↓↓↓

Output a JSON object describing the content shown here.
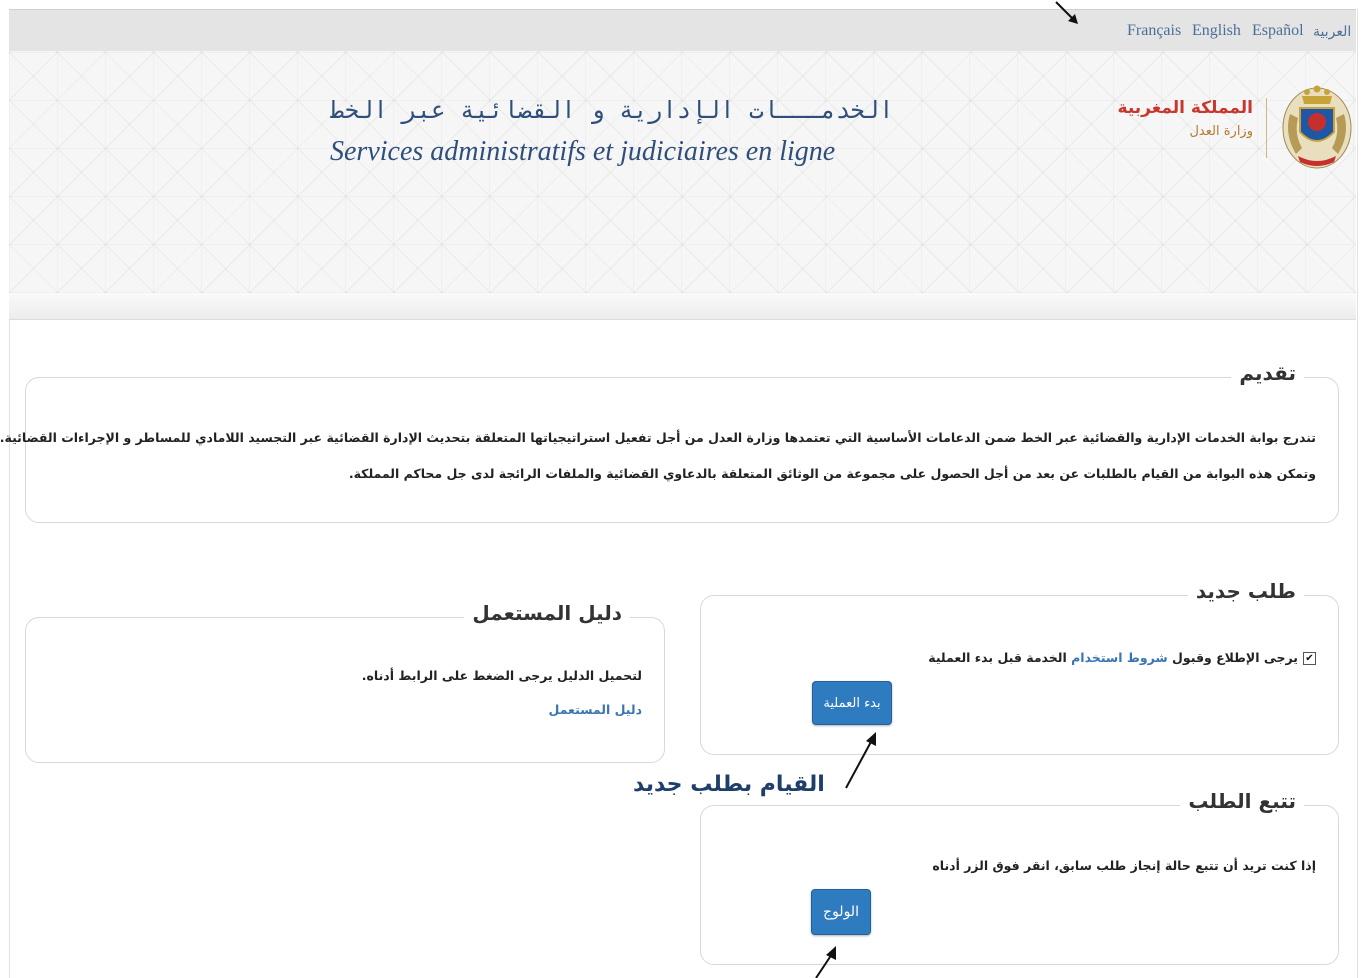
{
  "languages": [
    "Français",
    "English",
    "Español",
    "العربية"
  ],
  "header": {
    "title_ar": "الخدمـــات الإدارية و القضائية عبر الخط",
    "title_fr": "Services administratifs et judiciaires en ligne",
    "kingdom": "المملكة المغربية",
    "ministry": "وزارة العدل"
  },
  "intro": {
    "legend": "تقديم",
    "line1": "تندرج بوابة الخدمات الإدارية والقضائية عبر الخط ضمن الدعامات الأساسية التي تعتمدها وزارة العدل من أجل تفعيل استراتيجياتها المتعلقة بتحديث الإدارة القضائية عبر التجسيد اللامادي للمساطر و الإجراءات القضائية.",
    "line2": "وتمكن هذه البوابة من القيام بالطلبات عن بعد من أجل الحصول على مجموعة من الوثائق المتعلقة بالدعاوي القضائية والملفات الرائجة لدى جل محاكم المملكة."
  },
  "new_request": {
    "legend": "طلب جديد",
    "checkbox_checked": true,
    "terms_prefix": "يرجى الإطلاع وقبول",
    "terms_link": "شروط استخدام",
    "terms_suffix": "الخدمة قبل بدء العملية",
    "start_button": "بدء العملية"
  },
  "user_guide": {
    "legend": "دليل المستعمل",
    "text": "لتحميل الدليل يرجى الضغط على الرابط أدناه.",
    "link": "دليل المستعمل"
  },
  "track": {
    "legend": "تتبع الطلب",
    "text": "إذا كنت تريد أن تتبع حالة إنجاز طلب سابق، انقر فوق الزر أدناه",
    "login_button": "الولوج"
  },
  "annotation": {
    "new_request_label": "القيام بطلب جديد"
  }
}
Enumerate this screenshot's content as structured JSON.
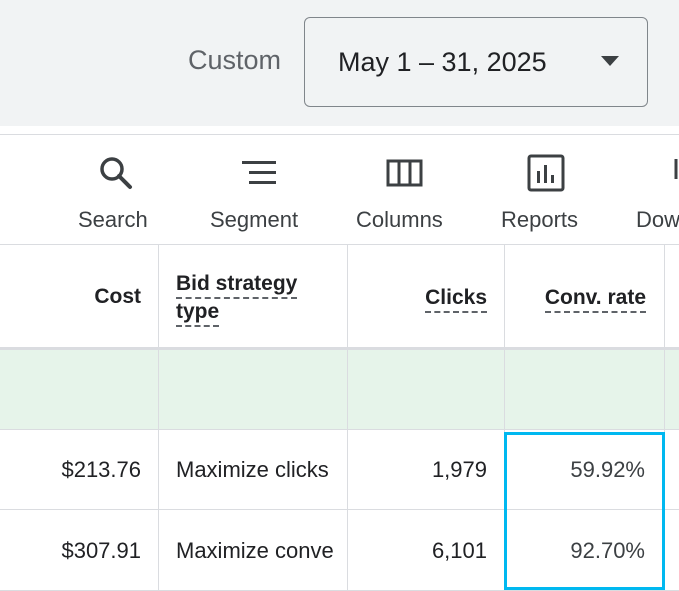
{
  "date_range": {
    "label": "Custom",
    "value": "May 1 – 31, 2025"
  },
  "toolbar": {
    "items": [
      {
        "label": "Search",
        "icon": "search-icon"
      },
      {
        "label": "Segment",
        "icon": "segment-icon"
      },
      {
        "label": "Columns",
        "icon": "columns-icon"
      },
      {
        "label": "Reports",
        "icon": "reports-icon"
      },
      {
        "label": "Dow",
        "icon": "download-icon"
      }
    ]
  },
  "table": {
    "headers": {
      "cost": "Cost",
      "bid_strategy_line1": "Bid strategy",
      "bid_strategy_line2": "type",
      "clicks": "Clicks",
      "conv_rate": "Conv. rate"
    },
    "rows": [
      {
        "cost": "$213.76",
        "bid_strategy": "Maximize clicks",
        "clicks": "1,979",
        "conv_rate": "59.92%"
      },
      {
        "cost": "$307.91",
        "bid_strategy": "Maximize conve",
        "clicks": "6,101",
        "conv_rate": "92.70%"
      }
    ]
  },
  "colors": {
    "highlight_border": "#00b8f0",
    "green_row": "#e6f4ea"
  }
}
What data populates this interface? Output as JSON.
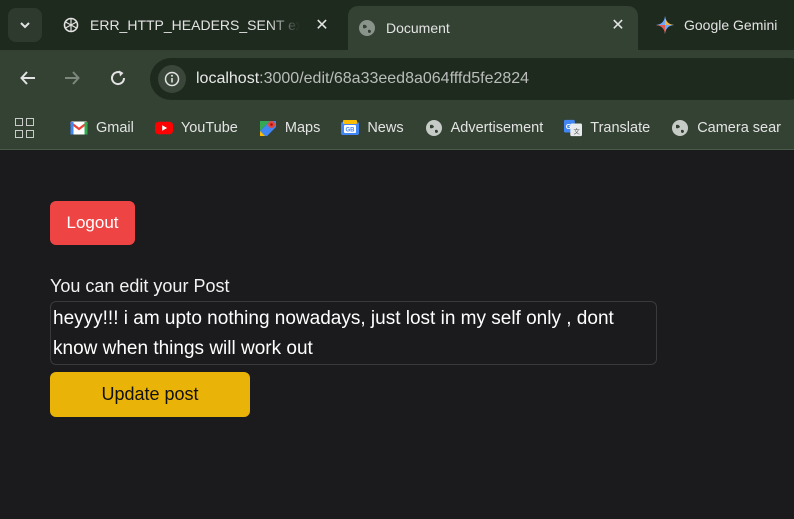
{
  "browser": {
    "tabs": [
      {
        "title": "ERR_HTTP_HEADERS_SENT expl",
        "icon": "chatgpt-icon"
      },
      {
        "title": "Document",
        "icon": "globe-icon",
        "active": true
      },
      {
        "title": "Google Gemini",
        "icon": "gemini-icon"
      }
    ],
    "url": {
      "host": "localhost",
      "path": ":3000/edit/68a33eed8a064fffd5fe2824"
    },
    "bookmarks": [
      {
        "label": "Gmail",
        "icon": "gmail-icon"
      },
      {
        "label": "YouTube",
        "icon": "youtube-icon"
      },
      {
        "label": "Maps",
        "icon": "maps-icon"
      },
      {
        "label": "News",
        "icon": "news-icon"
      },
      {
        "label": "Advertisement",
        "icon": "globe-icon"
      },
      {
        "label": "Translate",
        "icon": "translate-icon"
      },
      {
        "label": "Camera sear",
        "icon": "globe-icon"
      }
    ]
  },
  "page": {
    "logout_label": "Logout",
    "edit_label": "You can edit your Post",
    "post_content": "heyyy!!! i am upto nothing nowadays, just lost in my self only , dont know when things will work out",
    "update_label": "Update post"
  },
  "colors": {
    "logout_bg": "#ef4444",
    "update_bg": "#eab308",
    "page_bg": "#1b1b1d",
    "chrome_bg": "#344234"
  }
}
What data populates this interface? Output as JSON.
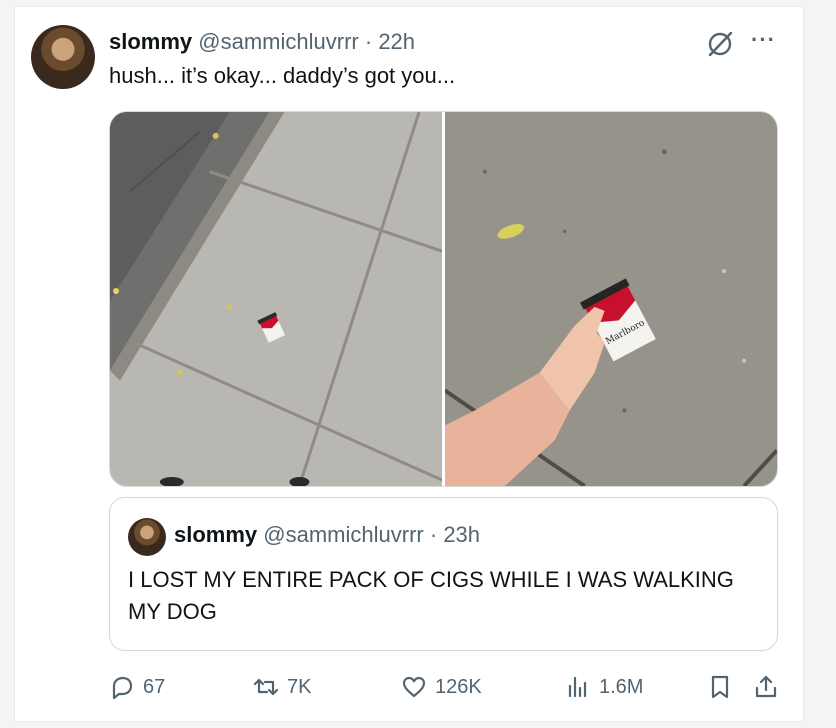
{
  "tweet": {
    "display_name": "slommy",
    "handle": "@sammichluvrrr",
    "separator": "·",
    "time": "22h",
    "text": "hush... it’s okay... daddy’s got you...",
    "more_label": "···"
  },
  "quoted": {
    "display_name": "slommy",
    "handle": "@sammichluvrrr",
    "separator": "·",
    "time": "23h",
    "text": "I LOST MY ENTIRE PACK OF CIGS WHILE I WAS WALKING MY DOG"
  },
  "media": {
    "left_pack_text": "Marlboro",
    "right_pack_text": "Marlboro"
  },
  "actions": {
    "replies": "67",
    "reposts": "7K",
    "likes": "126K",
    "views": "1.6M"
  },
  "icons": [
    "grok-icon",
    "more-icon",
    "reply-icon",
    "repost-icon",
    "like-icon",
    "views-icon",
    "bookmark-icon",
    "share-icon"
  ],
  "colors": {
    "text": "#0f1419",
    "muted": "#536471",
    "border": "#cfd9de",
    "marlboro_red": "#c8102e"
  }
}
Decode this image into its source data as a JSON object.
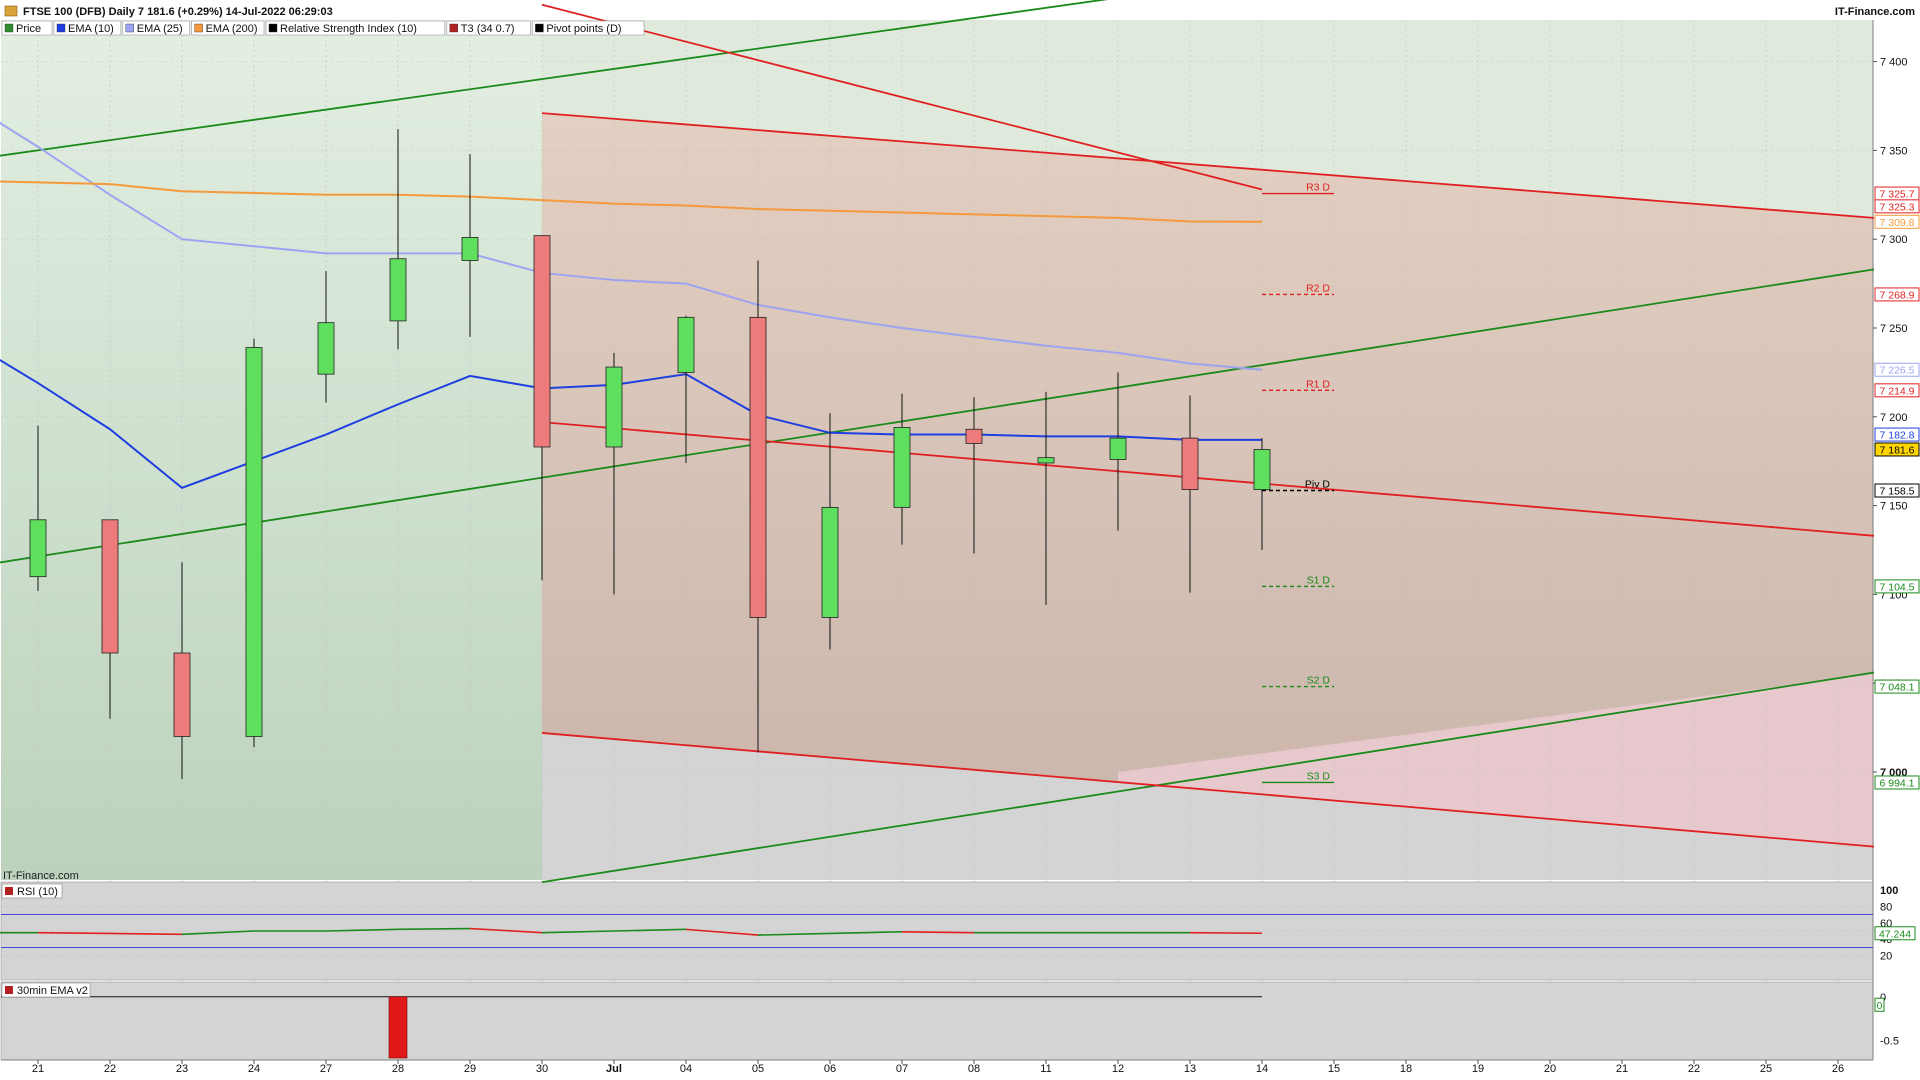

↑↑↑

WHAT YOU NEED TO DO: Every line that holds the string "Maximize" should be returned.

TASK RESPONSE:
        "bid_strategy": "Maximize clicks",
        "bid_strategy": "Maximize conve",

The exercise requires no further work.